TASK:
Your task is to reproduce the material exactly.
:: DATASET RECORDS ::
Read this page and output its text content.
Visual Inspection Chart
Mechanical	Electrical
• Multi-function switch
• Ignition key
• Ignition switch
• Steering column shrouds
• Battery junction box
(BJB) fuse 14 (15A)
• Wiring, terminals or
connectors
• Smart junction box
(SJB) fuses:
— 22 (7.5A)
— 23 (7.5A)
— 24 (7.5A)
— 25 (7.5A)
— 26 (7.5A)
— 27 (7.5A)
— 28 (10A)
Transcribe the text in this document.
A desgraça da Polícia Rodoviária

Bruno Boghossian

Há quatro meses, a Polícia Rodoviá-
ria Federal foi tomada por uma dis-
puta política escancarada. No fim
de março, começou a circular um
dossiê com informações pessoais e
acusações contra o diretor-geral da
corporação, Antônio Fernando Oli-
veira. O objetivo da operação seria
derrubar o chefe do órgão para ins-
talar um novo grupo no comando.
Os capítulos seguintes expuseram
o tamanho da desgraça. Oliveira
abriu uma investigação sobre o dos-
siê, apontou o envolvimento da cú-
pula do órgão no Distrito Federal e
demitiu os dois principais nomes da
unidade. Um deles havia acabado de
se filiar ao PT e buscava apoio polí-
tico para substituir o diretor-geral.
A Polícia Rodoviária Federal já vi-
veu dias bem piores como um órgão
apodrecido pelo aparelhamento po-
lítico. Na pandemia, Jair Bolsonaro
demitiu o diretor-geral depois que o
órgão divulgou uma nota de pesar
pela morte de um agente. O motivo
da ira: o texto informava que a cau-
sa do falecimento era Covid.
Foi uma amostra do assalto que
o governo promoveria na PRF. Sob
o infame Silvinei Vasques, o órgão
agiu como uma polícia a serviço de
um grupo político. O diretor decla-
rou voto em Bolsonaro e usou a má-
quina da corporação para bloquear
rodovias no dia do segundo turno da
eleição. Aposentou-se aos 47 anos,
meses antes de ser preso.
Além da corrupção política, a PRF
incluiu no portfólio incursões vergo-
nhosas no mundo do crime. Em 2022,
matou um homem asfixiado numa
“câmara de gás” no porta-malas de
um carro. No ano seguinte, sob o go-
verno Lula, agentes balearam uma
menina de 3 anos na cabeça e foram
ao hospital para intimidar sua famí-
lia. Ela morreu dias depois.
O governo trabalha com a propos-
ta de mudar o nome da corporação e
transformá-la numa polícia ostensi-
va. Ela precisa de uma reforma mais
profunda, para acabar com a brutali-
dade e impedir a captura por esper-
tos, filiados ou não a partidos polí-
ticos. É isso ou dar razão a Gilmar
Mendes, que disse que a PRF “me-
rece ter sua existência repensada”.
:::
SOLUTION TO THIS PROBLEM:
Read this page and output its text content.
Visual Inspection Chart
Mechanical	Electrical
• Multi-function switch
• Ignition key
• Ignition switch
• Steering column shrouds
• Battery junction box
(BJB) fuse 14 (15A)
• Wiring, terminals or
connectors
• Smart junction box
(SJB) fuses:
— 22 (7.5A)
— 23 (7.5A)
— 24 (7.5A)
— 25 (7.5A)
— 26 (7.5A)
— 27 (7.5A)
— 28 (10A)
Transcribe the text in this document.
A desgraça da Polícia Rodoviária

Bruno Boghossian

Há quatro meses, a Polícia Rodoviá-
ria Federal foi tomada por uma dis-
puta política escancarada. No fim
de março, começou a circular um
dossiê com informações pessoais e
acusações contra o diretor-geral da
corporação, Antônio Fernando Oli-
veira. O objetivo da operação seria
derrubar o chefe do órgão para ins-
talar um novo grupo no comando.
Os capítulos seguintes expuseram
o tamanho da desgraça. Oliveira
abriu uma investigação sobre o dos-
siê, apontou o envolvimento da cú-
pula do órgão no Distrito Federal e
demitiu os dois principais nomes da
unidade. Um deles havia acabado de
se filiar ao PT e buscava apoio polí-
tico para substituir o diretor-geral.
A Polícia Rodoviária Federal já vi-
veu dias bem piores como um órgão
apodrecido pelo aparelhamento po-
lítico. Na pandemia, Jair Bolsonaro
demitiu o diretor-geral depois que o
órgão divulgou uma nota de pesar
pela morte de um agente. O motivo
da ira: o texto informava que a cau-
sa do falecimento era Covid.
Foi uma amostra do assalto que
o governo promoveria na PRF. Sob
o infame Silvinei Vasques, o órgão
agiu como uma polícia a serviço de
um grupo político. O diretor decla-
rou voto em Bolsonaro e usou a má-
quina da corporação para bloquear
rodovias no dia do segundo turno da
eleição. Aposentou-se aos 47 anos,
meses antes de ser preso.
Além da corrupção política, a PRF
incluiu no portfólio incursões vergo-
nhosas no mundo do crime. Em 2022,
matou um homem asfixiado numa
“câmara de gás” no porta-malas de
um carro. No ano seguinte, sob o go-
verno Lula, agentes balearam uma
menina de 3 anos na cabeça e foram
ao hospital para intimidar sua famí-
lia. Ela morreu dias depois.
O governo trabalha com a propos-
ta de mudar o nome da corporação e
transformá-la numa polícia ostensi-
va. Ela precisa de uma reforma mais
profunda, para acabar com a brutali-
dade e impedir a captura por esper-
tos, filiados ou não a partidos polí-
ticos. É isso ou dar razão a Gilmar
Mendes, que disse que a PRF “me-
rece ter sua existência repensada”.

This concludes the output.